### SET EXERCISE
Read the listing and extract each line that includes the word "title".

### INFORMATION PROVIDED
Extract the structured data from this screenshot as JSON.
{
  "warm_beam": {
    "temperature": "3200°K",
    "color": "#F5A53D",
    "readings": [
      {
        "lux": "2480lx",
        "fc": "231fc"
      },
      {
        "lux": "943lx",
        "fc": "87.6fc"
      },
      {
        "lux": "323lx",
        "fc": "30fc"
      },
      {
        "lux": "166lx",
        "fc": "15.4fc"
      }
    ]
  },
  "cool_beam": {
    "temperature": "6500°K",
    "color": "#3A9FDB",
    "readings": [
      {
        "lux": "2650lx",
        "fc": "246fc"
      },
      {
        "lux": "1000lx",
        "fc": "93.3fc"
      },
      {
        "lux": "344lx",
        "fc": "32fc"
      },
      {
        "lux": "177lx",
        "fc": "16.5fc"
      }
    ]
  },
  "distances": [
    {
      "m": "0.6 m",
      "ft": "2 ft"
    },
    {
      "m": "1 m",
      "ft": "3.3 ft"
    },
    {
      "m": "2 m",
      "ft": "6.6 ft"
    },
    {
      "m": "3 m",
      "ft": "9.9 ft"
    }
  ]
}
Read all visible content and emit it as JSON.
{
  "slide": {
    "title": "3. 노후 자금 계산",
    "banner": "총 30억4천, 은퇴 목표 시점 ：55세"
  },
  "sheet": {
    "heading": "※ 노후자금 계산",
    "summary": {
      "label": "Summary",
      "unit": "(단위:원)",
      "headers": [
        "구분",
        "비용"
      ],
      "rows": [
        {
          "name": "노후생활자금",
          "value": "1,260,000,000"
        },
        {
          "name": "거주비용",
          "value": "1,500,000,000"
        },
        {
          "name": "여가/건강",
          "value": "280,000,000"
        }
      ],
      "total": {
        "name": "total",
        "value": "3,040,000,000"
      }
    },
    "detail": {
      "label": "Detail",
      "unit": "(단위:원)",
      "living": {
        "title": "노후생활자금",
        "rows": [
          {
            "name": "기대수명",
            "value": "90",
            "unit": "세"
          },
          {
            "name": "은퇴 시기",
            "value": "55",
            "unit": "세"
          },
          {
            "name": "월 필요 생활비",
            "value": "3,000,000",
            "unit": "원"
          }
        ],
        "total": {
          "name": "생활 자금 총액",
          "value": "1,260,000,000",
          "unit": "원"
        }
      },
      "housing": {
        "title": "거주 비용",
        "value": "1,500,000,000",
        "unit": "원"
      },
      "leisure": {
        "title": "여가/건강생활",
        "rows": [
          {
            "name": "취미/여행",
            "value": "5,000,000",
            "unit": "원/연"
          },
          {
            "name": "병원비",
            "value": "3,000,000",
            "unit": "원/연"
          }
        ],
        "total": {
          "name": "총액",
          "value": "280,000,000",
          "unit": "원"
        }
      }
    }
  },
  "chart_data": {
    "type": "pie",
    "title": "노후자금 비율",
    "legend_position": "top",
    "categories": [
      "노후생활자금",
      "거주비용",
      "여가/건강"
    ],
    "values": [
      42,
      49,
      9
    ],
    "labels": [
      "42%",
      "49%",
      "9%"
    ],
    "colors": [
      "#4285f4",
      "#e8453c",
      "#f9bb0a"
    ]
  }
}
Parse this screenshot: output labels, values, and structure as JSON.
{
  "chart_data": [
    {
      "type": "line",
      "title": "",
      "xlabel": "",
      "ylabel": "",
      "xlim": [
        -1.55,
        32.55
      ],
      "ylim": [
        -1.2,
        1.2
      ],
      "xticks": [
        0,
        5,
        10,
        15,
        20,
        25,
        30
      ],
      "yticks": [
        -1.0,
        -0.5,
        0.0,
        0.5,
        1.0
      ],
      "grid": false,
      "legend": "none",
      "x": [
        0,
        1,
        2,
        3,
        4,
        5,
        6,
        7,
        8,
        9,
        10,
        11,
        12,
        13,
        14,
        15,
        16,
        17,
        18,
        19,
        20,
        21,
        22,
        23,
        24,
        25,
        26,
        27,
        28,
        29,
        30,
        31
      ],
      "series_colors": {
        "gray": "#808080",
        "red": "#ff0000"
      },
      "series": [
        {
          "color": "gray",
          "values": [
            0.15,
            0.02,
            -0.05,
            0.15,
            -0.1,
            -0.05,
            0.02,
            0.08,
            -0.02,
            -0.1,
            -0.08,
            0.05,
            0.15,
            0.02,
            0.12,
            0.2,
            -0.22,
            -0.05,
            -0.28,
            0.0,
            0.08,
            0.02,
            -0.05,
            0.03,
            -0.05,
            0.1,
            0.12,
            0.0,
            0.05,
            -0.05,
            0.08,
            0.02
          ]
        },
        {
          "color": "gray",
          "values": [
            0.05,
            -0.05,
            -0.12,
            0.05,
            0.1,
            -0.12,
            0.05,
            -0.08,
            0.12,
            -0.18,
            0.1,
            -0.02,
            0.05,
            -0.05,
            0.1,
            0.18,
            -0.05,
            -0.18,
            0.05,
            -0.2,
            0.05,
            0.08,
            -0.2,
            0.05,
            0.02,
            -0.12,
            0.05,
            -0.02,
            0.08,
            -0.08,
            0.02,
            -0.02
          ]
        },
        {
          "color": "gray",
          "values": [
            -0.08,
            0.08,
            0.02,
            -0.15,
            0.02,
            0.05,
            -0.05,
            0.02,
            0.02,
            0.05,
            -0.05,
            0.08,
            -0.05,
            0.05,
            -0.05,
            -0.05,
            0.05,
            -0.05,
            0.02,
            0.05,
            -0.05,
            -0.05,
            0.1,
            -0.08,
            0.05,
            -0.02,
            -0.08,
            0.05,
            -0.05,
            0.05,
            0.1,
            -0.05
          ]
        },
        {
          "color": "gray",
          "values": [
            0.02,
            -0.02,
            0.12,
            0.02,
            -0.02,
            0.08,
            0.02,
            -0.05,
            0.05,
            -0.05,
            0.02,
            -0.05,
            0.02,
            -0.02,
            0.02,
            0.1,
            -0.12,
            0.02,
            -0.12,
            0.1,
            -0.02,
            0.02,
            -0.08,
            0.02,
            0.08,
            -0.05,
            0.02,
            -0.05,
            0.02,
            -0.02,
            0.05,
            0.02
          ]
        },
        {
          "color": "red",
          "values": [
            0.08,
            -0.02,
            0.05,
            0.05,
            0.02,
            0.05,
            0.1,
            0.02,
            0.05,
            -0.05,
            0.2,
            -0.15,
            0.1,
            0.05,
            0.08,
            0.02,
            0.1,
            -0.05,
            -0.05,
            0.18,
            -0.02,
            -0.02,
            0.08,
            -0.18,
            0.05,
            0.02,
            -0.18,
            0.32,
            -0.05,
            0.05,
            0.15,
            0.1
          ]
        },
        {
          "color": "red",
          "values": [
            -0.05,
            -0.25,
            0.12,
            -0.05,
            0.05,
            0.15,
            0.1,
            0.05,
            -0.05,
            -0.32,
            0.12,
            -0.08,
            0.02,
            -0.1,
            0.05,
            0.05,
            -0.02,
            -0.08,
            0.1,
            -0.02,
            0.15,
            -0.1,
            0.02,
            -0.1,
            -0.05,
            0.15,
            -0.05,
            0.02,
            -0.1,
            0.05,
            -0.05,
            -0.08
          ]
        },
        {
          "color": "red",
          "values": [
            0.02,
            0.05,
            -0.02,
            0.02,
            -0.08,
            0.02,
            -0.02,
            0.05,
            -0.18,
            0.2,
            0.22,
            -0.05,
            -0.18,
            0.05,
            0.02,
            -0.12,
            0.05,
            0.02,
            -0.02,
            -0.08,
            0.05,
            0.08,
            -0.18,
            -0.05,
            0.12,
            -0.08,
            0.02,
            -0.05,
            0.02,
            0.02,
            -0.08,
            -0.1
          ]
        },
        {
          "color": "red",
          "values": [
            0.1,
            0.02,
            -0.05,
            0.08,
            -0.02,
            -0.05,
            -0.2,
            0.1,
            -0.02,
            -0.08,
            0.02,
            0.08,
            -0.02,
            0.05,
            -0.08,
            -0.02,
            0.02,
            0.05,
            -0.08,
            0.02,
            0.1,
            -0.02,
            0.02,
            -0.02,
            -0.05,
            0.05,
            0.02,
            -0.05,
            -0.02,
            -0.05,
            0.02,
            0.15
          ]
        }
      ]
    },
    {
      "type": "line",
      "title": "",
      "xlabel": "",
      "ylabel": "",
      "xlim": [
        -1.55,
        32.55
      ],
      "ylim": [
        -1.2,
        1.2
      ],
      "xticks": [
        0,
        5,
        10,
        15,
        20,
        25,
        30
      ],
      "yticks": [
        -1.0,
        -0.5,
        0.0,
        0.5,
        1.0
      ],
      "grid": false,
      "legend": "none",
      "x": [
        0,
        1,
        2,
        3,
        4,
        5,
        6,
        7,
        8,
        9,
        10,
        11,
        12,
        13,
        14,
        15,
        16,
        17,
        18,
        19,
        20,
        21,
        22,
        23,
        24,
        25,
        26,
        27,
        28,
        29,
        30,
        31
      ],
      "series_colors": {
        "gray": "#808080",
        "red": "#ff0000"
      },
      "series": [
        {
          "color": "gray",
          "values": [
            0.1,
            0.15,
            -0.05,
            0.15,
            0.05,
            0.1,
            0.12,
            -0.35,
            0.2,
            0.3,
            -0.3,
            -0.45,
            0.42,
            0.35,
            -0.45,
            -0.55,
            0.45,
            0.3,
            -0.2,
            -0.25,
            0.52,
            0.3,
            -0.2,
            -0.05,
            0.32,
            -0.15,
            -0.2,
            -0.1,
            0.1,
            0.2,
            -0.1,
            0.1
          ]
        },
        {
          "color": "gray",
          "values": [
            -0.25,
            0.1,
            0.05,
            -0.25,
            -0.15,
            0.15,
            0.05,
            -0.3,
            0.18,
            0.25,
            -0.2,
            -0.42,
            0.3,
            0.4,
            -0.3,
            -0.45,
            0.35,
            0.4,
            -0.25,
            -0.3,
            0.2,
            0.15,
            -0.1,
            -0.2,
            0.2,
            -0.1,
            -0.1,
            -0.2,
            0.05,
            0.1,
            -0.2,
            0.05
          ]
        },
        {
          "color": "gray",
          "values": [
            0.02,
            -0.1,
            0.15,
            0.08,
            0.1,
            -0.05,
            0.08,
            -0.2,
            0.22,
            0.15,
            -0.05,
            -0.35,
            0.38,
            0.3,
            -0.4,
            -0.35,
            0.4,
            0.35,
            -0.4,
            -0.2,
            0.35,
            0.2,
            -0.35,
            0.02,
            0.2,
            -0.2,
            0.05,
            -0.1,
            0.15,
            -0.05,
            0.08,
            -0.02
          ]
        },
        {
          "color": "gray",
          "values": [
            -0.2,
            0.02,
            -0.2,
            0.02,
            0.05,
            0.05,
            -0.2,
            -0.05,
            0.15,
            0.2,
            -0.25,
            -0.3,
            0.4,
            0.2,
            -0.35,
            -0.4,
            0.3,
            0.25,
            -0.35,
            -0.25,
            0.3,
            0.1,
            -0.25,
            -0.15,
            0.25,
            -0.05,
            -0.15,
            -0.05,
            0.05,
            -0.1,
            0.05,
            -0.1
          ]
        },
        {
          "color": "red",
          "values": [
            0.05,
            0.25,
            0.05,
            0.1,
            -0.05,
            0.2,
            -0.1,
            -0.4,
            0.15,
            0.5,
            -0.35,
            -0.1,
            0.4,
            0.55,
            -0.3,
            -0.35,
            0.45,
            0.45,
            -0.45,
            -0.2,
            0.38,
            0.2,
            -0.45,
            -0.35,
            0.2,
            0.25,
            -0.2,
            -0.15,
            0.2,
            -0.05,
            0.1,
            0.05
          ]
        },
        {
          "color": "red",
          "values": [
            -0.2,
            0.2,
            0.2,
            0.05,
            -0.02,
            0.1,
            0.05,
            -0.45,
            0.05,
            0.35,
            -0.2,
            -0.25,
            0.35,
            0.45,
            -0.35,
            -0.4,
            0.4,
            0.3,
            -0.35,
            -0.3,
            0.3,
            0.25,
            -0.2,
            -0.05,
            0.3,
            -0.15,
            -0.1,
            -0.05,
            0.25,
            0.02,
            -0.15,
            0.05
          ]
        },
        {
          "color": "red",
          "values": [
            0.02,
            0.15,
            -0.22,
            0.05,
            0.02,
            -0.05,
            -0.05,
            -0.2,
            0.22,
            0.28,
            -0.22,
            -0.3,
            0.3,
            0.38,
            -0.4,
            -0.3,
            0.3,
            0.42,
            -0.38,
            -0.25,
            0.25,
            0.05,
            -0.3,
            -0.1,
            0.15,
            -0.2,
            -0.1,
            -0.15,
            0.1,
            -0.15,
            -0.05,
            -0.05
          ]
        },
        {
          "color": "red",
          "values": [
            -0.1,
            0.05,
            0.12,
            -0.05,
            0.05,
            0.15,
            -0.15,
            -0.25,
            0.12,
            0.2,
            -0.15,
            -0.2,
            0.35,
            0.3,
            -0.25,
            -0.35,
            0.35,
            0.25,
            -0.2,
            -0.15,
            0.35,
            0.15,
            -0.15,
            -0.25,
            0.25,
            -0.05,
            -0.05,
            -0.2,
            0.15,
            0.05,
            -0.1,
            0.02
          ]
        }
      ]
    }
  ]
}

### WRITTEN RESPONSE
    "title": "3. 노후 자금 계산",
        "title": "노후생활자금",
        "title": "거주 비용",
        "title": "여가/건강생활",
    "title": "노후자금 비율",
      "title": "",
      "title": "",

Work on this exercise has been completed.